= WHAT TO PRODUCE =
How many lines of the material below contain the string "false"? Answer with the number and nothing else.

= AVAILABLE RECORDS =
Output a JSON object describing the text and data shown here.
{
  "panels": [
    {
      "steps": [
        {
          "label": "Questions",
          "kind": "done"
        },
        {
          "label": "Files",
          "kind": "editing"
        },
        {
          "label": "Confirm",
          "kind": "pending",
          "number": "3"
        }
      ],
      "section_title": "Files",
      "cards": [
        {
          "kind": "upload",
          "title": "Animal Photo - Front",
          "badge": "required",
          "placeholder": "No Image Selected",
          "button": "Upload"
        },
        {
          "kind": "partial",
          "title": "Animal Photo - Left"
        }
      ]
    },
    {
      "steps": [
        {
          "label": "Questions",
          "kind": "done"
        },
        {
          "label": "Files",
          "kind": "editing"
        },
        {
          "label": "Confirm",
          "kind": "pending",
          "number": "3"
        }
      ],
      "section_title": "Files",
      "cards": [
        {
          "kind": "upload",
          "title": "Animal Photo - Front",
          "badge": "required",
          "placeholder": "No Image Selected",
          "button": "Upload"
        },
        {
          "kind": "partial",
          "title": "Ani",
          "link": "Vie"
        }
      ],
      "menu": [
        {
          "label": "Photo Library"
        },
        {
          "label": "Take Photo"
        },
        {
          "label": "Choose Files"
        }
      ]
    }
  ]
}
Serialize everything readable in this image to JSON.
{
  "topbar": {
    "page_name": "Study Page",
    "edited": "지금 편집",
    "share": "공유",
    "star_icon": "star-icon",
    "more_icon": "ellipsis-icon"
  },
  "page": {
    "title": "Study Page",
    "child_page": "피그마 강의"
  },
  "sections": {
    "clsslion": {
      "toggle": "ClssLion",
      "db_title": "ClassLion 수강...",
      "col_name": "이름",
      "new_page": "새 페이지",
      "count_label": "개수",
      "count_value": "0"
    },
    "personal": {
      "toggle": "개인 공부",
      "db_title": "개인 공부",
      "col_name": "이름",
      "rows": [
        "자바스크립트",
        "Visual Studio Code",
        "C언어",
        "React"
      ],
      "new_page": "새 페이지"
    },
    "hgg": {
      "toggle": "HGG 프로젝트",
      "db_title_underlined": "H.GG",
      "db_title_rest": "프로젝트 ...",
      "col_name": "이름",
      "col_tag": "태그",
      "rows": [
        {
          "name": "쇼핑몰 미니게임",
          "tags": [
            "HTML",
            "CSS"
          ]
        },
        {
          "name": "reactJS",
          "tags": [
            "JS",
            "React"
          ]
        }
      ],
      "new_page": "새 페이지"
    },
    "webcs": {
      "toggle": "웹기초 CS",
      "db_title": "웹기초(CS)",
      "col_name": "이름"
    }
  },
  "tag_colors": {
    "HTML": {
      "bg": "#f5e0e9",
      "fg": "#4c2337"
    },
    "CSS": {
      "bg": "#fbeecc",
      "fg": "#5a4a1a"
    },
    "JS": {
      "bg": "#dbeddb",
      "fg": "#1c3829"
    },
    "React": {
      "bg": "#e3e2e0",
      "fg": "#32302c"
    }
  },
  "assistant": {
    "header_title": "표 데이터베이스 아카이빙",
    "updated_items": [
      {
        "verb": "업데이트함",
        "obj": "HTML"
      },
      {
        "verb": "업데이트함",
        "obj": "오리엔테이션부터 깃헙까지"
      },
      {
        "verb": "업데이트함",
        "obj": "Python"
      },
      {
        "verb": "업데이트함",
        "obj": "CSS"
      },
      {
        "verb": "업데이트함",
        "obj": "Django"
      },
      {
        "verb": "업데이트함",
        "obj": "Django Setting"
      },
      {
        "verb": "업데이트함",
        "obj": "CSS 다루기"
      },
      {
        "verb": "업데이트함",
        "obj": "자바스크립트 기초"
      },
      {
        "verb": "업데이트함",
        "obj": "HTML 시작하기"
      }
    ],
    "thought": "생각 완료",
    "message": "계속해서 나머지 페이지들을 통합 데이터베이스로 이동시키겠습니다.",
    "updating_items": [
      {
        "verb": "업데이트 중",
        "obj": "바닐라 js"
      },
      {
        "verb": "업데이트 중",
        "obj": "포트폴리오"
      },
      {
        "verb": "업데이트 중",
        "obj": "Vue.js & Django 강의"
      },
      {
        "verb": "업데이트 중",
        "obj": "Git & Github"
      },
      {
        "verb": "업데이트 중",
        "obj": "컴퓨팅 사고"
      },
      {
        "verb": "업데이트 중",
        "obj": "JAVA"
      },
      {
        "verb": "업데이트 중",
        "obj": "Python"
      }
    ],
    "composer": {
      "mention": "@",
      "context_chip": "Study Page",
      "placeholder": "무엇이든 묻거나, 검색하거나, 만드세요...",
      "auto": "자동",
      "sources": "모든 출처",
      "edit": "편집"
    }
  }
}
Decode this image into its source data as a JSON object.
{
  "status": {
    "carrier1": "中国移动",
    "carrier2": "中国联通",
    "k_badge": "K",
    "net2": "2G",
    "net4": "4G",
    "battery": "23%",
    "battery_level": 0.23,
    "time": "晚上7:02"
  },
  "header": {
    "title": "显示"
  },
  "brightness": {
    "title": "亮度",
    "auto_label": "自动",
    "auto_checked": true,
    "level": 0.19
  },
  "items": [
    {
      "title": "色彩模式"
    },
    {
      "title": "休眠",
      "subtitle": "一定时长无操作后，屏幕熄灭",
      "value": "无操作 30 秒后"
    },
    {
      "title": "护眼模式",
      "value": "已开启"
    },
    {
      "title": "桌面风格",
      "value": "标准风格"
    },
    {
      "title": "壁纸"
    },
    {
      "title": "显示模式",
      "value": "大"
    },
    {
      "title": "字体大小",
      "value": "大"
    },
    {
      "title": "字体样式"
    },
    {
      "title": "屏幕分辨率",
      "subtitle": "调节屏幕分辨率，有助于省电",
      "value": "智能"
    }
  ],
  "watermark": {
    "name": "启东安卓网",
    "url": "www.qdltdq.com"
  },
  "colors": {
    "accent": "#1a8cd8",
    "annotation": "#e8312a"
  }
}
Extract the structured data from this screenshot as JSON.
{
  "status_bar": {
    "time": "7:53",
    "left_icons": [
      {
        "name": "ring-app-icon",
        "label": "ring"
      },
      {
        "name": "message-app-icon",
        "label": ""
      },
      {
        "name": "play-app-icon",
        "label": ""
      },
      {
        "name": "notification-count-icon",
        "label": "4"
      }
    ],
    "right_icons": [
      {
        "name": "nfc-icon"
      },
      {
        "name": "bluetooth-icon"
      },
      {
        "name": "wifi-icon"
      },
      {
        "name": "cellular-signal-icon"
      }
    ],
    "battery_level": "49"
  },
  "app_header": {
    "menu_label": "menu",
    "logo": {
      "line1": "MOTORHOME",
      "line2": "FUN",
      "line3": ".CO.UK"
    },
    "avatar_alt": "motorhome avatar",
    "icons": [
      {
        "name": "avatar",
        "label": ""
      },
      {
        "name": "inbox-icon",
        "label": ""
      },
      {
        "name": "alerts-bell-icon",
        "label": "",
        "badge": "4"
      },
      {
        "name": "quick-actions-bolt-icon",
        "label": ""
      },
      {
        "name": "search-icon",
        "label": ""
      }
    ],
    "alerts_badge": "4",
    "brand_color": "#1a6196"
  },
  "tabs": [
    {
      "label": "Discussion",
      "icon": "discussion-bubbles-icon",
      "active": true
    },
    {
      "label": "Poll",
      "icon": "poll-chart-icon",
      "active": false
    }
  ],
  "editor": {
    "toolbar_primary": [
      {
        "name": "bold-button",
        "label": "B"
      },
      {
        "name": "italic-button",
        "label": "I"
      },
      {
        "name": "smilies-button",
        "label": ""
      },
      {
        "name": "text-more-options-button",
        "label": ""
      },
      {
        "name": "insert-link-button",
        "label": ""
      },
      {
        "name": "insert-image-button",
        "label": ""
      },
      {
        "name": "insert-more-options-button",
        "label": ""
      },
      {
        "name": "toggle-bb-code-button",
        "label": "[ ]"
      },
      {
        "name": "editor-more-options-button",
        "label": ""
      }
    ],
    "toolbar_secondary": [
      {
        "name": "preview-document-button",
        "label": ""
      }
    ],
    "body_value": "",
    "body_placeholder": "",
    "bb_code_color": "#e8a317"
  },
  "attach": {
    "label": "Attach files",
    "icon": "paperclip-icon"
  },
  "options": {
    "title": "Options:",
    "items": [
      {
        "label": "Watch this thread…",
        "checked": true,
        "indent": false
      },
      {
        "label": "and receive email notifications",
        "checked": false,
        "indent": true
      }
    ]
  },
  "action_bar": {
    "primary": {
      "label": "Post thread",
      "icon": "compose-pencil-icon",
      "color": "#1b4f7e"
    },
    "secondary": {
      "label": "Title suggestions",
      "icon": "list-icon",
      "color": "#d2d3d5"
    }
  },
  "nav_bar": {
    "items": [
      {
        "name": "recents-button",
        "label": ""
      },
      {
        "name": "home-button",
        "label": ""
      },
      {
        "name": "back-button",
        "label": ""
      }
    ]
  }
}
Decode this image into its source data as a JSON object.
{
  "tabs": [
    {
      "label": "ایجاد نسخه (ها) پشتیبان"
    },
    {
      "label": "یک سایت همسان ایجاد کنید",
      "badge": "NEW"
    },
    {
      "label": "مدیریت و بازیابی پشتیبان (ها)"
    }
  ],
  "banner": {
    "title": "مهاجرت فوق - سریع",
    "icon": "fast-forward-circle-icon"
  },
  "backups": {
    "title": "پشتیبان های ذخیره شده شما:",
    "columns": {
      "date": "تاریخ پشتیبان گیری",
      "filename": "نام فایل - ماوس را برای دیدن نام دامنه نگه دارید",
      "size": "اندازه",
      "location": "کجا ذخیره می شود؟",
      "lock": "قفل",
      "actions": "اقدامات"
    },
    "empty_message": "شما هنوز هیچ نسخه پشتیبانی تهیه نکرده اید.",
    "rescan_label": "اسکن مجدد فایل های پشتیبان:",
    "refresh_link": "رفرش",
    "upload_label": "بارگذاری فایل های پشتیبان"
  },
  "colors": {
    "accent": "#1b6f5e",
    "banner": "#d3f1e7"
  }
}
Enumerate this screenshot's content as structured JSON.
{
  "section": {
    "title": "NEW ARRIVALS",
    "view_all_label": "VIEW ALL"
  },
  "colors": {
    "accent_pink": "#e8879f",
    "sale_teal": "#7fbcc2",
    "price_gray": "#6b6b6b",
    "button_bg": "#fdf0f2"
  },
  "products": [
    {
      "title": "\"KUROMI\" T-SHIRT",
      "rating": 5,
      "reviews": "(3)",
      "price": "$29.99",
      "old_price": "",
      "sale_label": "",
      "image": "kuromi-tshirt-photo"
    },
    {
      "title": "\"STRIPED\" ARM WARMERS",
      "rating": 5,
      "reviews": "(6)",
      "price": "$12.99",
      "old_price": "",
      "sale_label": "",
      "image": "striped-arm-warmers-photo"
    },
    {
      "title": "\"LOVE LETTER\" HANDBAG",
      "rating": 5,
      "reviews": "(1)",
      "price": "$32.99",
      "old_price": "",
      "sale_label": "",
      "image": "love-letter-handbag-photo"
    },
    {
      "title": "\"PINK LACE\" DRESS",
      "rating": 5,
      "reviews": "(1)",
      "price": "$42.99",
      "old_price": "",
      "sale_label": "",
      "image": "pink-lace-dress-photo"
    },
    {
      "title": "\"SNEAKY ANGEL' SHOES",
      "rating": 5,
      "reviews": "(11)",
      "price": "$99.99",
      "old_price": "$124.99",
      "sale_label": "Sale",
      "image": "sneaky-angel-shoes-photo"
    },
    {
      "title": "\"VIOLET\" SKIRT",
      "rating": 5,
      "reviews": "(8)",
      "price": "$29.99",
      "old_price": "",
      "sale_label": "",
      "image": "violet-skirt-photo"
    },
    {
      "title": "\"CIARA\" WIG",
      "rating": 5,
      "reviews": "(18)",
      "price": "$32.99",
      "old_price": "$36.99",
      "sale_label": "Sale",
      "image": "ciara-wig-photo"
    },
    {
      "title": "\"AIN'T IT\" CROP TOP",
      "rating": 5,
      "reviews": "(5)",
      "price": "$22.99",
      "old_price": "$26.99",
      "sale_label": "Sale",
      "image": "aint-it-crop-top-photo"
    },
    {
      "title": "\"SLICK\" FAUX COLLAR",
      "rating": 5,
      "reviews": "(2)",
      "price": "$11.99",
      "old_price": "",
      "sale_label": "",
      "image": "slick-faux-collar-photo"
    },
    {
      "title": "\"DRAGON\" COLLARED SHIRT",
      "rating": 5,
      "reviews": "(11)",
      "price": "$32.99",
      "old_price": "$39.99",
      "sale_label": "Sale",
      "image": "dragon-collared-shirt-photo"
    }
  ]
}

= TASK SOLUTION =
3